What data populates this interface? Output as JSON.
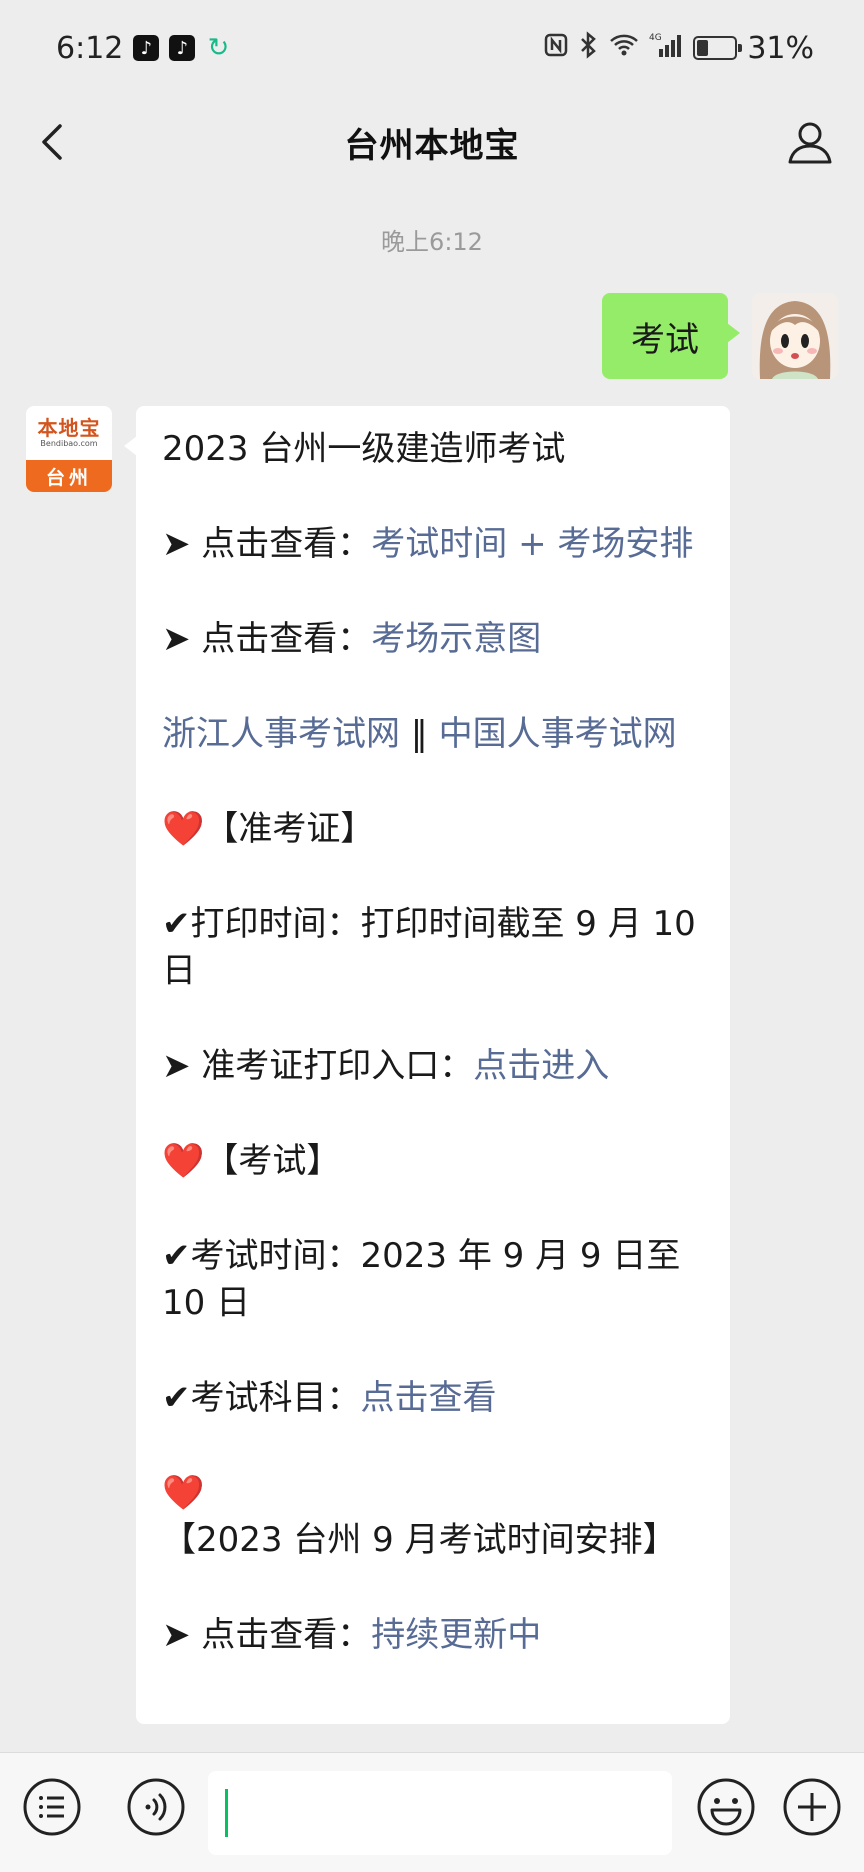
{
  "status_bar": {
    "time": "6:12",
    "battery": "31%",
    "battery_level": 0.31,
    "network": "4G"
  },
  "nav": {
    "title": "台州本地宝"
  },
  "chat": {
    "timestamp": "晚上6:12",
    "outgoing": {
      "text": "考试"
    },
    "bot_avatar": {
      "line1": "本地宝",
      "line2": "Bendibao.com",
      "city": "台州"
    },
    "incoming": {
      "title": "2023 台州一级建造师考试",
      "p1": {
        "prefix": "➤ 点击查看：",
        "link": "考试时间 + 考场安排"
      },
      "p2": {
        "prefix": "➤ 点击查看：",
        "link": "考场示意图"
      },
      "p3": {
        "link1": "浙江人事考试网",
        "sep": " ‖ ",
        "link2": "中国人事考试网"
      },
      "p4": {
        "heart": "❤️",
        "text": "【准考证】"
      },
      "p5": {
        "text": "✔打印时间：打印时间截至 9 月 10 日"
      },
      "p6": {
        "prefix": "➤ 准考证打印入口：",
        "link": "点击进入"
      },
      "p7": {
        "heart": "❤️",
        "text": "【考试】"
      },
      "p8": {
        "text": "✔考试时间：2023 年 9 月 9 日至 10 日"
      },
      "p9": {
        "prefix": "✔考试科目：",
        "link": "点击查看"
      },
      "p10": {
        "heart": "❤️",
        "text": "【2023 台州 9 月考试时间安排】"
      },
      "p11": {
        "prefix": "➤ 点击查看：",
        "link": "持续更新中"
      }
    }
  },
  "input_bar": {
    "placeholder": ""
  },
  "colors": {
    "outgoing_bubble": "#95ec69",
    "link": "#576b95",
    "caret": "#07c160",
    "background": "#ededed"
  }
}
------------------------------------------------------------
REQUIREMENTS
Apart from the pictures, the entries above are to be repeated in full and exactly.

THE COMPLETED TASK
What data populates this interface? Output as JSON.
{
  "status_bar": {
    "time": "6:12",
    "battery": "31%",
    "battery_level": 0.31,
    "network": "4G"
  },
  "nav": {
    "title": "台州本地宝"
  },
  "chat": {
    "timestamp": "晚上6:12",
    "outgoing": {
      "text": "考试"
    },
    "bot_avatar": {
      "line1": "本地宝",
      "line2": "Bendibao.com",
      "city": "台州"
    },
    "incoming": {
      "title": "2023 台州一级建造师考试",
      "p1": {
        "prefix": "➤ 点击查看：",
        "link": "考试时间 + 考场安排"
      },
      "p2": {
        "prefix": "➤ 点击查看：",
        "link": "考场示意图"
      },
      "p3": {
        "link1": "浙江人事考试网",
        "sep": " ‖ ",
        "link2": "中国人事考试网"
      },
      "p4": {
        "heart": "❤️",
        "text": "【准考证】"
      },
      "p5": {
        "text": "✔打印时间：打印时间截至 9 月 10 日"
      },
      "p6": {
        "prefix": "➤ 准考证打印入口：",
        "link": "点击进入"
      },
      "p7": {
        "heart": "❤️",
        "text": "【考试】"
      },
      "p8": {
        "text": "✔考试时间：2023 年 9 月 9 日至 10 日"
      },
      "p9": {
        "prefix": "✔考试科目：",
        "link": "点击查看"
      },
      "p10": {
        "heart": "❤️",
        "text": "【2023 台州 9 月考试时间安排】"
      },
      "p11": {
        "prefix": "➤ 点击查看：",
        "link": "持续更新中"
      }
    }
  },
  "input_bar": {
    "placeholder": ""
  },
  "colors": {
    "outgoing_bubble": "#95ec69",
    "link": "#576b95",
    "caret": "#07c160",
    "background": "#ededed"
  }
}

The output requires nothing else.